### SELECTED EXTRACT

To become law, the bill still needs to clear the Senate, which is by not means guaranteed. But it is likely to receive added impetus from a new Trump administration, assuming Trump wins the election and isn’t assassinated before taking office or thwarted by a colour revolution, as Lambert posited yesterday. In January, Trump announced, to thunderous applause, at a New Hampshire that as president, he would “never allow the creation of a central bank digital currency.” Such a currency, he said, “would give a federal government, our federal government, absolute control over your money.”

Even a Kamala Harris administration is unlikely to fast-track a digital dollar, with progress set to continue to lag other jurisdictions, according to an article in The Banker. US voters — particularly Republican ones — are increasingly aware — and wary — of the threat posed by CBDCs, as demonstrated by the crowd’s reaction to Trump’s announcement. This, if nothing else, stands as testament to the power of social and independent media, and goes a long way to explaining why governments across the West are trying desperately to muzzle them.

### WRITTEN PROBLEM
Write out the digital-dollar passage word for word, starting at "Even a Kamala" and ending at "to muzzle them.".

### EXTRACTED INFORMATION
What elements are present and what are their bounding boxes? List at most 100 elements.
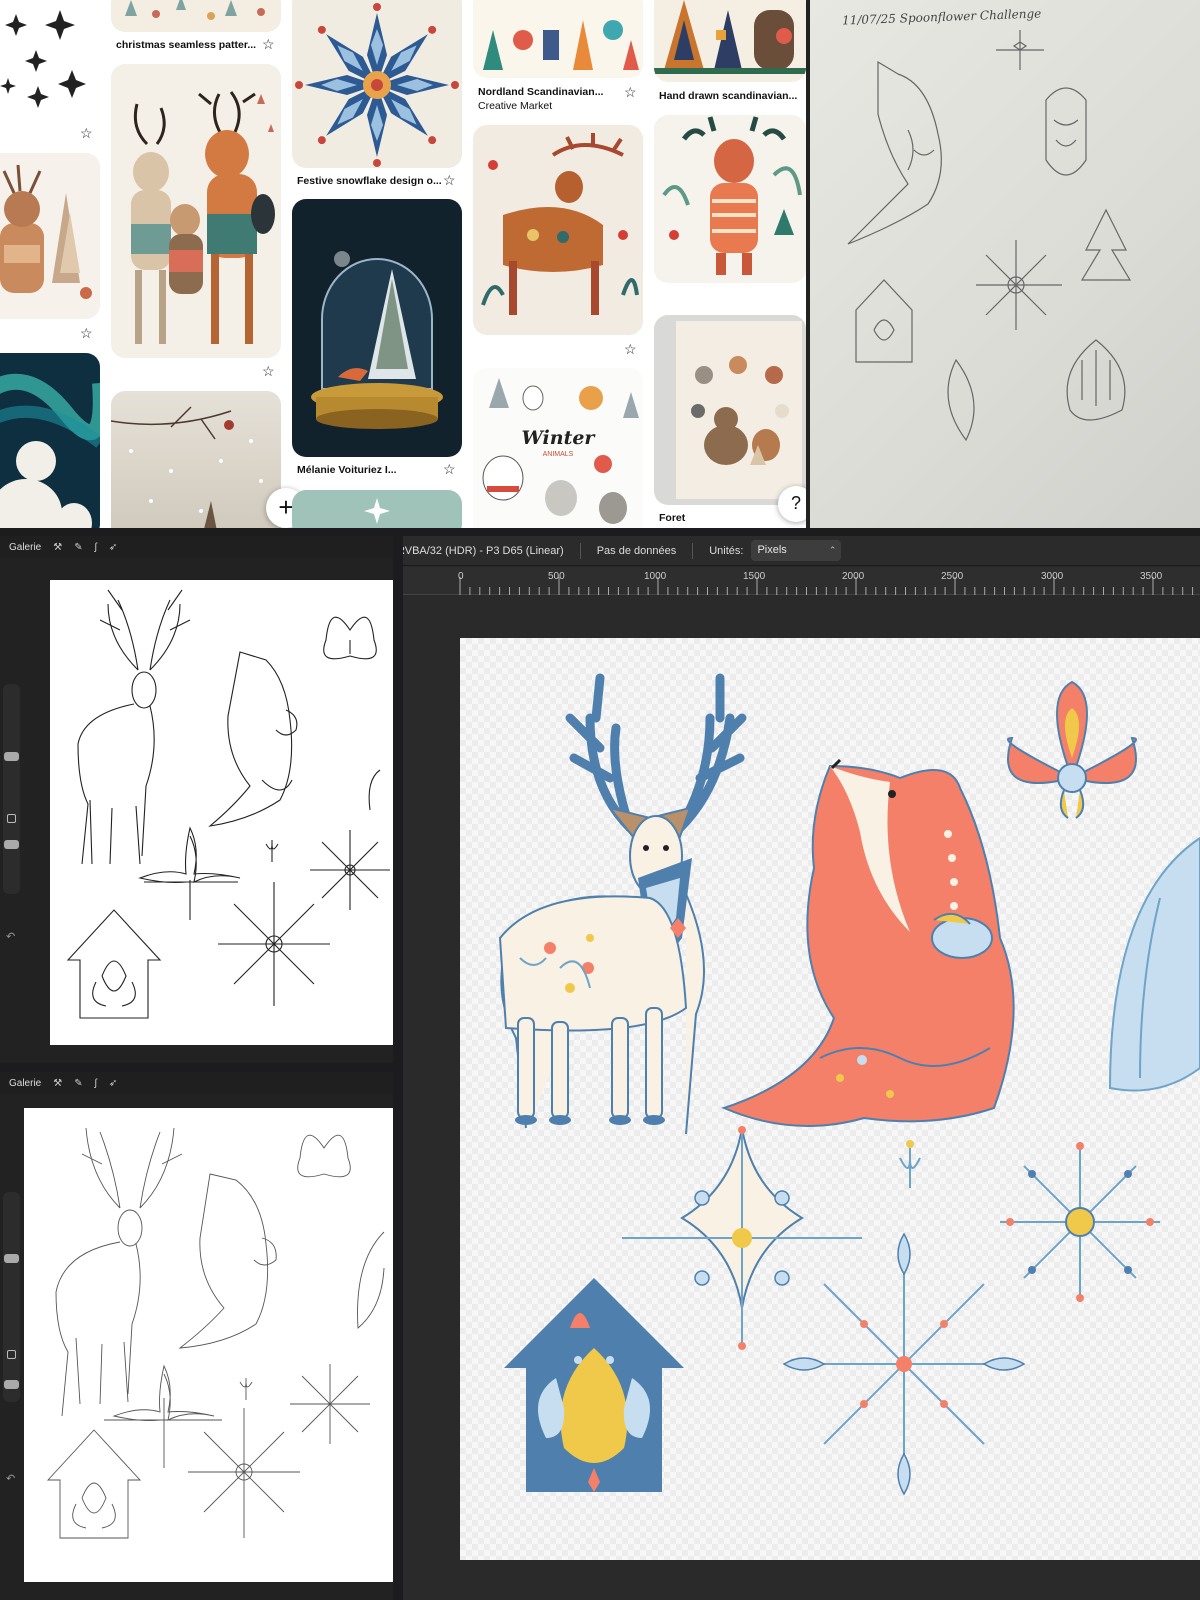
* * *
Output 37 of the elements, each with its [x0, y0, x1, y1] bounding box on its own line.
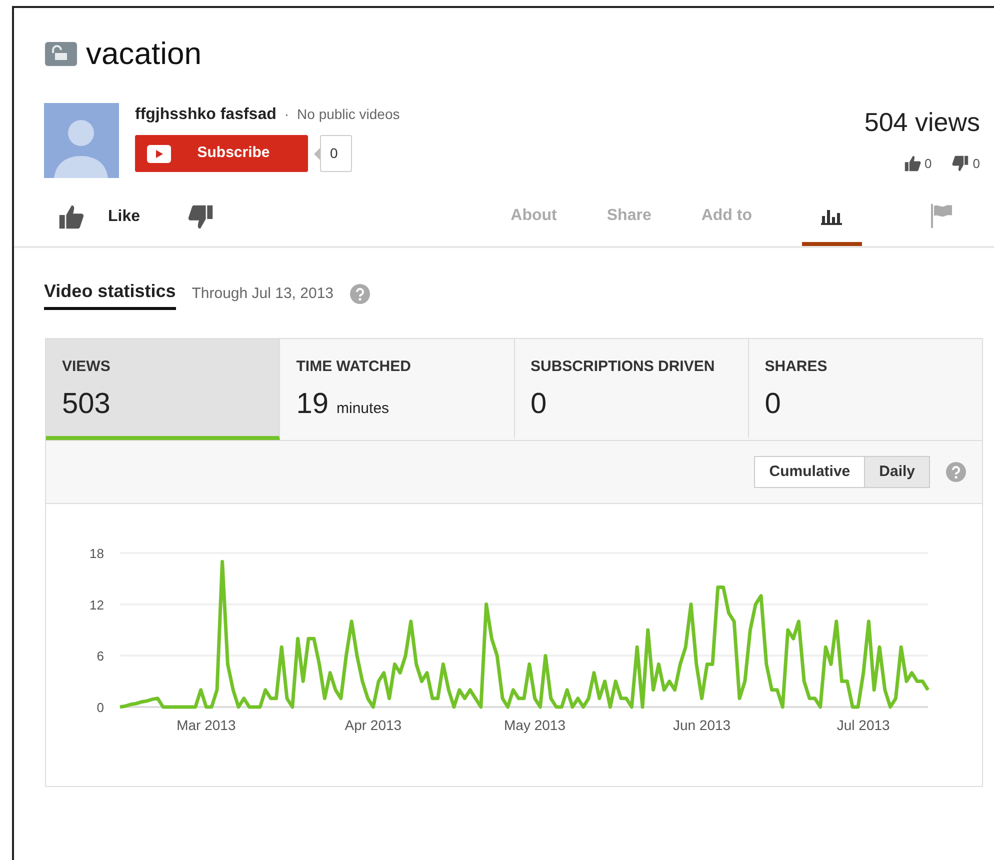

### WRITTEN ANSWER
Even a Kamala Harris administration is unlikely to fast-track a digital dollar, with progress set to continue to lag other jurisdictions, according to an article in The Banker. US voters — particularly Republican ones — are increasingly aware — and wary — of the threat posed by CBDCs, as demonstrated by the crowd’s reaction to Trump’s announcement. This, if nothing else, stands as testament to the power of social and independent media, and goes a long way to explaining why governments across the West are trying desperately to muzzle them.